Excerpt from a dataset:
====================

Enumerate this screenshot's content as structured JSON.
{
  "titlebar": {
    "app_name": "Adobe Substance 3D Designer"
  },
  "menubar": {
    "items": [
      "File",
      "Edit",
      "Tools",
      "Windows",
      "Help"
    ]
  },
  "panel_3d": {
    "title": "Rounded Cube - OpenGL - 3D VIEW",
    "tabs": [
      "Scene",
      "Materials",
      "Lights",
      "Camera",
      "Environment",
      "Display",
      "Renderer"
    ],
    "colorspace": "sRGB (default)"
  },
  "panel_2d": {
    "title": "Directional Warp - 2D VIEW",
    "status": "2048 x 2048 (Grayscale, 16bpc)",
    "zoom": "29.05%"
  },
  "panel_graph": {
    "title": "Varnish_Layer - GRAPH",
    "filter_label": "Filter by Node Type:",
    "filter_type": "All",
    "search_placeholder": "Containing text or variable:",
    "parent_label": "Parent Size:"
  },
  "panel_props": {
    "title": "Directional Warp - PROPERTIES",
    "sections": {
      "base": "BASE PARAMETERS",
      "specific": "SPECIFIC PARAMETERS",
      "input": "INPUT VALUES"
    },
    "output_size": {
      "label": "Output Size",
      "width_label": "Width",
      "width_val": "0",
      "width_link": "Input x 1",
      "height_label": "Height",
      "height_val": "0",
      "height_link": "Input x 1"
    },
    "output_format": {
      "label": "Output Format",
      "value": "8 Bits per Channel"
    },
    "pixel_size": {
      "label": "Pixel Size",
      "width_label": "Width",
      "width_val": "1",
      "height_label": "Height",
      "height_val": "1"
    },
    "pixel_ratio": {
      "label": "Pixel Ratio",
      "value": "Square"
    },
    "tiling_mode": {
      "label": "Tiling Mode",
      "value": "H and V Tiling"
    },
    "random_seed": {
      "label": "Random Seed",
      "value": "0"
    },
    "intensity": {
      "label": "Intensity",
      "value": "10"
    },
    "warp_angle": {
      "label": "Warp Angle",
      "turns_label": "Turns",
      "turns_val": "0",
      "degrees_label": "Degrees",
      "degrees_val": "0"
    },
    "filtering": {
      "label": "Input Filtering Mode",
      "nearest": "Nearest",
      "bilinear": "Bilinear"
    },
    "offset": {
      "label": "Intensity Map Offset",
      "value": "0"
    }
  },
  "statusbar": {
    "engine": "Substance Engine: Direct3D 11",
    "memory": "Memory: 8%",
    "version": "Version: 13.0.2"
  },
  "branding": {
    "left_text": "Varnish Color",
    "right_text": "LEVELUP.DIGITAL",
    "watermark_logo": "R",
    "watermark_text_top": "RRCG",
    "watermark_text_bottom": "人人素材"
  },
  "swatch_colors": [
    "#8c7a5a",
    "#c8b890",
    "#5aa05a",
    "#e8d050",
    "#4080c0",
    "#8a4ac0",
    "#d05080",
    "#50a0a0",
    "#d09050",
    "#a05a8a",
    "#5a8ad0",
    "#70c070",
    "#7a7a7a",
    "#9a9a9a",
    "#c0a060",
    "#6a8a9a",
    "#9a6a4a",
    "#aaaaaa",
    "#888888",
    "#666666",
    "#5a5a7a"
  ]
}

====================

* What is being asked
Copy every record exactly as presented.

* Response
Enumerate this screenshot's content as structured JSON.
{
  "titlebar": {
    "app_name": "Adobe Substance 3D Designer"
  },
  "menubar": {
    "items": [
      "File",
      "Edit",
      "Tools",
      "Windows",
      "Help"
    ]
  },
  "panel_3d": {
    "title": "Rounded Cube - OpenGL - 3D VIEW",
    "tabs": [
      "Scene",
      "Materials",
      "Lights",
      "Camera",
      "Environment",
      "Display",
      "Renderer"
    ],
    "colorspace": "sRGB (default)"
  },
  "panel_2d": {
    "title": "Directional Warp - 2D VIEW",
    "status": "2048 x 2048 (Grayscale, 16bpc)",
    "zoom": "29.05%"
  },
  "panel_graph": {
    "title": "Varnish_Layer - GRAPH",
    "filter_label": "Filter by Node Type:",
    "filter_type": "All",
    "search_placeholder": "Containing text or variable:",
    "parent_label": "Parent Size:"
  },
  "panel_props": {
    "title": "Directional Warp - PROPERTIES",
    "sections": {
      "base": "BASE PARAMETERS",
      "specific": "SPECIFIC PARAMETERS",
      "input": "INPUT VALUES"
    },
    "output_size": {
      "label": "Output Size",
      "width_label": "Width",
      "width_val": "0",
      "width_link": "Input x 1",
      "height_label": "Height",
      "height_val": "0",
      "height_link": "Input x 1"
    },
    "output_format": {
      "label": "Output Format",
      "value": "8 Bits per Channel"
    },
    "pixel_size": {
      "label": "Pixel Size",
      "width_label": "Width",
      "width_val": "1",
      "height_label": "Height",
      "height_val": "1"
    },
    "pixel_ratio": {
      "label": "Pixel Ratio",
      "value": "Square"
    },
    "tiling_mode": {
      "label": "Tiling Mode",
      "value": "H and V Tiling"
    },
    "random_seed": {
      "label": "Random Seed",
      "value": "0"
    },
    "intensity": {
      "label": "Intensity",
      "value": "10"
    },
    "warp_angle": {
      "label": "Warp Angle",
      "turns_label": "Turns",
      "turns_val": "0",
      "degrees_label": "Degrees",
      "degrees_val": "0"
    },
    "filtering": {
      "label": "Input Filtering Mode",
      "nearest": "Nearest",
      "bilinear": "Bilinear"
    },
    "offset": {
      "label": "Intensity Map Offset",
      "value": "0"
    }
  },
  "statusbar": {
    "engine": "Substance Engine: Direct3D 11",
    "memory": "Memory: 8%",
    "version": "Version: 13.0.2"
  },
  "branding": {
    "left_text": "Varnish Color",
    "right_text": "LEVELUP.DIGITAL",
    "watermark_logo": "R",
    "watermark_text_top": "RRCG",
    "watermark_text_bottom": "人人素材"
  },
  "swatch_colors": [
    "#8c7a5a",
    "#c8b890",
    "#5aa05a",
    "#e8d050",
    "#4080c0",
    "#8a4ac0",
    "#d05080",
    "#50a0a0",
    "#d09050",
    "#a05a8a",
    "#5a8ad0",
    "#70c070",
    "#7a7a7a",
    "#9a9a9a",
    "#c0a060",
    "#6a8a9a",
    "#9a6a4a",
    "#aaaaaa",
    "#888888",
    "#666666",
    "#5a5a7a"
  ]
}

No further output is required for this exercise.